[Input for this task]
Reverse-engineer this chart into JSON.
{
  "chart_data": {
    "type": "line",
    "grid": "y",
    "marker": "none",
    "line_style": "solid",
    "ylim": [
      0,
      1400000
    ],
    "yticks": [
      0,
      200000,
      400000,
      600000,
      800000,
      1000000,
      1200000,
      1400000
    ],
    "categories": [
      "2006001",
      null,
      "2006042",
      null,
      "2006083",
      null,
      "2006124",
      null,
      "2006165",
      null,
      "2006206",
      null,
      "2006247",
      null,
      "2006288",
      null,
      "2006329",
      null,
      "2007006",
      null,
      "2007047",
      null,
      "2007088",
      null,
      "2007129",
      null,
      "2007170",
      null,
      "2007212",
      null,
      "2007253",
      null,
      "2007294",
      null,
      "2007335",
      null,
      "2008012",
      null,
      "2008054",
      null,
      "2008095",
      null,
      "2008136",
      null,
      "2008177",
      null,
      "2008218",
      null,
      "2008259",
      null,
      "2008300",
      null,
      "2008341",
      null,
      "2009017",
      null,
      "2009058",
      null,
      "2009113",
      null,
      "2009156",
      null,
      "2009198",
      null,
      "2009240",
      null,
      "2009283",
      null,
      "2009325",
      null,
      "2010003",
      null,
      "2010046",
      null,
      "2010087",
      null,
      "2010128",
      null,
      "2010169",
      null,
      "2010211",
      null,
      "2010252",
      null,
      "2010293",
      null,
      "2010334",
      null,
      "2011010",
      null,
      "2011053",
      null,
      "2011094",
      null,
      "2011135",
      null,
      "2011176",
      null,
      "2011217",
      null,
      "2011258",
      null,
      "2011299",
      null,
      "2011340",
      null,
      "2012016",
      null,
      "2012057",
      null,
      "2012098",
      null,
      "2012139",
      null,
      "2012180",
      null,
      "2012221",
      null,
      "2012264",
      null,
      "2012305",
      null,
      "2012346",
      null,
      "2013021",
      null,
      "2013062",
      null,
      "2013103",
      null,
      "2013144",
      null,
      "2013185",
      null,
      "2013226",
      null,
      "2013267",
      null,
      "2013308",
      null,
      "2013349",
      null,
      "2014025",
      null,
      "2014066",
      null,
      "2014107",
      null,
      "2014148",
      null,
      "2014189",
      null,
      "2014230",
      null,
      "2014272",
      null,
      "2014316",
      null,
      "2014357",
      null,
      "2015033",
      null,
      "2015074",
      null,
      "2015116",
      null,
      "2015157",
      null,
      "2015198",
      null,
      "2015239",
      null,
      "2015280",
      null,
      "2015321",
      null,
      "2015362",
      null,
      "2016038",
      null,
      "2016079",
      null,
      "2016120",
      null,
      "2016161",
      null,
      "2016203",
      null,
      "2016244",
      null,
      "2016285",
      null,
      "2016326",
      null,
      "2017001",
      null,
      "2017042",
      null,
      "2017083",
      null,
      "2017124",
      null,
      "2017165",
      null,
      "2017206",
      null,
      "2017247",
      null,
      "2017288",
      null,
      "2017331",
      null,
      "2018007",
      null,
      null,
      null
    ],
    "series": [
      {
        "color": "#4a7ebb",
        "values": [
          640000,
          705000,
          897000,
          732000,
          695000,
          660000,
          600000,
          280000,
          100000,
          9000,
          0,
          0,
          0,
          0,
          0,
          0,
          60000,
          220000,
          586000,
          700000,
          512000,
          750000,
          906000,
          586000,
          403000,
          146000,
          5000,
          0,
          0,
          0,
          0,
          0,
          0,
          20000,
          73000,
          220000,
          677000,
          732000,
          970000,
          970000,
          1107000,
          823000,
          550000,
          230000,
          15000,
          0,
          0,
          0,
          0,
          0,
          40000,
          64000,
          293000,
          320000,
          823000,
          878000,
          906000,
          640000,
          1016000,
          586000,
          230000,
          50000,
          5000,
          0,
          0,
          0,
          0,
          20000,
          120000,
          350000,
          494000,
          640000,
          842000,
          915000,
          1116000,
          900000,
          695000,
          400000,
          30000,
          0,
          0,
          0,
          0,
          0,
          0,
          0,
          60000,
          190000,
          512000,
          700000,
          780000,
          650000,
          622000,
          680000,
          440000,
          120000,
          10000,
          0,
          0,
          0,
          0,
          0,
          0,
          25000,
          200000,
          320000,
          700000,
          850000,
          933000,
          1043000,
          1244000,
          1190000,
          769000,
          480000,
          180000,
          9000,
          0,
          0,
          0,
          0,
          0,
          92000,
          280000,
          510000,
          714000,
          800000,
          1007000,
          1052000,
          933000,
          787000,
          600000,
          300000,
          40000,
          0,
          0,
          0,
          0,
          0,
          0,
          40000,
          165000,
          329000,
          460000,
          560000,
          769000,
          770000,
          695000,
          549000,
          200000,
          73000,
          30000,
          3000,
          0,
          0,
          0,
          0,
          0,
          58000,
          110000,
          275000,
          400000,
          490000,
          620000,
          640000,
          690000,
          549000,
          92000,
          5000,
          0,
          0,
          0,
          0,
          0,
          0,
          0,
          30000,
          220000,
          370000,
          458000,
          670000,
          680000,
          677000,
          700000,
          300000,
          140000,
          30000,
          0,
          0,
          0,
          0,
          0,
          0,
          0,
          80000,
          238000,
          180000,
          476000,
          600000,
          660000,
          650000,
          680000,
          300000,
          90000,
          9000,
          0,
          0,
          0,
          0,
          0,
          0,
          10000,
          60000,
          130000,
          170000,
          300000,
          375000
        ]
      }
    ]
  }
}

[Exercise]
Faithfully transcribe the whole of the data.

[The reply]
Reverse-engineer this chart into JSON.
{
  "chart_data": {
    "type": "line",
    "grid": "y",
    "marker": "none",
    "line_style": "solid",
    "ylim": [
      0,
      1400000
    ],
    "yticks": [
      0,
      200000,
      400000,
      600000,
      800000,
      1000000,
      1200000,
      1400000
    ],
    "categories": [
      "2006001",
      null,
      "2006042",
      null,
      "2006083",
      null,
      "2006124",
      null,
      "2006165",
      null,
      "2006206",
      null,
      "2006247",
      null,
      "2006288",
      null,
      "2006329",
      null,
      "2007006",
      null,
      "2007047",
      null,
      "2007088",
      null,
      "2007129",
      null,
      "2007170",
      null,
      "2007212",
      null,
      "2007253",
      null,
      "2007294",
      null,
      "2007335",
      null,
      "2008012",
      null,
      "2008054",
      null,
      "2008095",
      null,
      "2008136",
      null,
      "2008177",
      null,
      "2008218",
      null,
      "2008259",
      null,
      "2008300",
      null,
      "2008341",
      null,
      "2009017",
      null,
      "2009058",
      null,
      "2009113",
      null,
      "2009156",
      null,
      "2009198",
      null,
      "2009240",
      null,
      "2009283",
      null,
      "2009325",
      null,
      "2010003",
      null,
      "2010046",
      null,
      "2010087",
      null,
      "2010128",
      null,
      "2010169",
      null,
      "2010211",
      null,
      "2010252",
      null,
      "2010293",
      null,
      "2010334",
      null,
      "2011010",
      null,
      "2011053",
      null,
      "2011094",
      null,
      "2011135",
      null,
      "2011176",
      null,
      "2011217",
      null,
      "2011258",
      null,
      "2011299",
      null,
      "2011340",
      null,
      "2012016",
      null,
      "2012057",
      null,
      "2012098",
      null,
      "2012139",
      null,
      "2012180",
      null,
      "2012221",
      null,
      "2012264",
      null,
      "2012305",
      null,
      "2012346",
      null,
      "2013021",
      null,
      "2013062",
      null,
      "2013103",
      null,
      "2013144",
      null,
      "2013185",
      null,
      "2013226",
      null,
      "2013267",
      null,
      "2013308",
      null,
      "2013349",
      null,
      "2014025",
      null,
      "2014066",
      null,
      "2014107",
      null,
      "2014148",
      null,
      "2014189",
      null,
      "2014230",
      null,
      "2014272",
      null,
      "2014316",
      null,
      "2014357",
      null,
      "2015033",
      null,
      "2015074",
      null,
      "2015116",
      null,
      "2015157",
      null,
      "2015198",
      null,
      "2015239",
      null,
      "2015280",
      null,
      "2015321",
      null,
      "2015362",
      null,
      "2016038",
      null,
      "2016079",
      null,
      "2016120",
      null,
      "2016161",
      null,
      "2016203",
      null,
      "2016244",
      null,
      "2016285",
      null,
      "2016326",
      null,
      "2017001",
      null,
      "2017042",
      null,
      "2017083",
      null,
      "2017124",
      null,
      "2017165",
      null,
      "2017206",
      null,
      "2017247",
      null,
      "2017288",
      null,
      "2017331",
      null,
      "2018007",
      null,
      null,
      null
    ],
    "series": [
      {
        "color": "#4a7ebb",
        "values": [
          640000,
          705000,
          897000,
          732000,
          695000,
          660000,
          600000,
          280000,
          100000,
          9000,
          0,
          0,
          0,
          0,
          0,
          0,
          60000,
          220000,
          586000,
          700000,
          512000,
          750000,
          906000,
          586000,
          403000,
          146000,
          5000,
          0,
          0,
          0,
          0,
          0,
          0,
          20000,
          73000,
          220000,
          677000,
          732000,
          970000,
          970000,
          1107000,
          823000,
          550000,
          230000,
          15000,
          0,
          0,
          0,
          0,
          0,
          40000,
          64000,
          293000,
          320000,
          823000,
          878000,
          906000,
          640000,
          1016000,
          586000,
          230000,
          50000,
          5000,
          0,
          0,
          0,
          0,
          20000,
          120000,
          350000,
          494000,
          640000,
          842000,
          915000,
          1116000,
          900000,
          695000,
          400000,
          30000,
          0,
          0,
          0,
          0,
          0,
          0,
          0,
          60000,
          190000,
          512000,
          700000,
          780000,
          650000,
          622000,
          680000,
          440000,
          120000,
          10000,
          0,
          0,
          0,
          0,
          0,
          0,
          25000,
          200000,
          320000,
          700000,
          850000,
          933000,
          1043000,
          1244000,
          1190000,
          769000,
          480000,
          180000,
          9000,
          0,
          0,
          0,
          0,
          0,
          92000,
          280000,
          510000,
          714000,
          800000,
          1007000,
          1052000,
          933000,
          787000,
          600000,
          300000,
          40000,
          0,
          0,
          0,
          0,
          0,
          0,
          40000,
          165000,
          329000,
          460000,
          560000,
          769000,
          770000,
          695000,
          549000,
          200000,
          73000,
          30000,
          3000,
          0,
          0,
          0,
          0,
          0,
          58000,
          110000,
          275000,
          400000,
          490000,
          620000,
          640000,
          690000,
          549000,
          92000,
          5000,
          0,
          0,
          0,
          0,
          0,
          0,
          0,
          30000,
          220000,
          370000,
          458000,
          670000,
          680000,
          677000,
          700000,
          300000,
          140000,
          30000,
          0,
          0,
          0,
          0,
          0,
          0,
          0,
          80000,
          238000,
          180000,
          476000,
          600000,
          660000,
          650000,
          680000,
          300000,
          90000,
          9000,
          0,
          0,
          0,
          0,
          0,
          0,
          10000,
          60000,
          130000,
          170000,
          300000,
          375000
        ]
      }
    ]
  }
}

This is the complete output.